▸ **Your goal**: Copy each line exactly. Drop every picture.

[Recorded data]
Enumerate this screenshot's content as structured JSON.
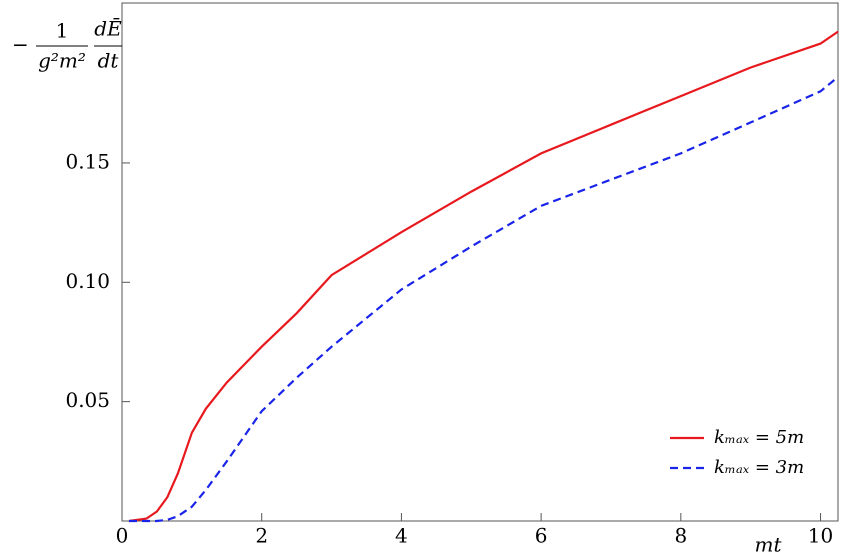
{
  "chart_data": {
    "type": "line",
    "y_label": {
      "sign": "−",
      "numerator": "1",
      "denominator": "g²m²",
      "derivative_top": "dĒ",
      "derivative_bottom": "dt"
    },
    "x_label": "mt",
    "x": [
      0.1,
      0.35,
      0.5,
      0.65,
      0.8,
      1.0,
      1.2,
      1.5,
      2,
      2.5,
      3,
      4,
      5,
      6,
      7,
      8,
      9,
      10,
      10.25
    ],
    "series": [
      {
        "name": "kₘₐₓ = 5m",
        "color": "#e8191e",
        "dash": false,
        "values": [
          0,
          0.001,
          0.004,
          0.01,
          0.02,
          0.037,
          0.047,
          0.058,
          0.073,
          0.087,
          0.103,
          0.121,
          0.138,
          0.154,
          0.166,
          0.178,
          0.19,
          0.2,
          0.205
        ]
      },
      {
        "name": "kₘₐₓ = 3m",
        "color": "#1a24e8",
        "dash": true,
        "values": [
          0,
          0,
          0,
          0.0005,
          0.002,
          0.006,
          0.013,
          0.025,
          0.046,
          0.06,
          0.073,
          0.097,
          0.115,
          0.132,
          0.143,
          0.154,
          0.167,
          0.18,
          0.186
        ]
      }
    ],
    "xlim": [
      0,
      10.25
    ],
    "ylim": [
      0,
      0.217
    ],
    "xticks": [
      0,
      2,
      4,
      6,
      8,
      10
    ],
    "yticks": [
      0.05,
      {
        "value": 0.1,
        "label": "0.10"
      },
      0.15
    ],
    "legend": "bottom-right"
  }
}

▸ **Written answer**:
Enumerate this screenshot's content as structured JSON.
{
  "chart_data": {
    "type": "line",
    "y_label": {
      "sign": "−",
      "numerator": "1",
      "denominator": "g²m²",
      "derivative_top": "dĒ",
      "derivative_bottom": "dt"
    },
    "x_label": "mt",
    "x": [
      0.1,
      0.35,
      0.5,
      0.65,
      0.8,
      1.0,
      1.2,
      1.5,
      2,
      2.5,
      3,
      4,
      5,
      6,
      7,
      8,
      9,
      10,
      10.25
    ],
    "series": [
      {
        "name": "kₘₐₓ = 5m",
        "color": "#e8191e",
        "dash": false,
        "values": [
          0,
          0.001,
          0.004,
          0.01,
          0.02,
          0.037,
          0.047,
          0.058,
          0.073,
          0.087,
          0.103,
          0.121,
          0.138,
          0.154,
          0.166,
          0.178,
          0.19,
          0.2,
          0.205
        ]
      },
      {
        "name": "kₘₐₓ = 3m",
        "color": "#1a24e8",
        "dash": true,
        "values": [
          0,
          0,
          0,
          0.0005,
          0.002,
          0.006,
          0.013,
          0.025,
          0.046,
          0.06,
          0.073,
          0.097,
          0.115,
          0.132,
          0.143,
          0.154,
          0.167,
          0.18,
          0.186
        ]
      }
    ],
    "xlim": [
      0,
      10.25
    ],
    "ylim": [
      0,
      0.217
    ],
    "xticks": [
      0,
      2,
      4,
      6,
      8,
      10
    ],
    "yticks": [
      0.05,
      {
        "value": 0.1,
        "label": "0.10"
      },
      0.15
    ],
    "legend": "bottom-right"
  }
}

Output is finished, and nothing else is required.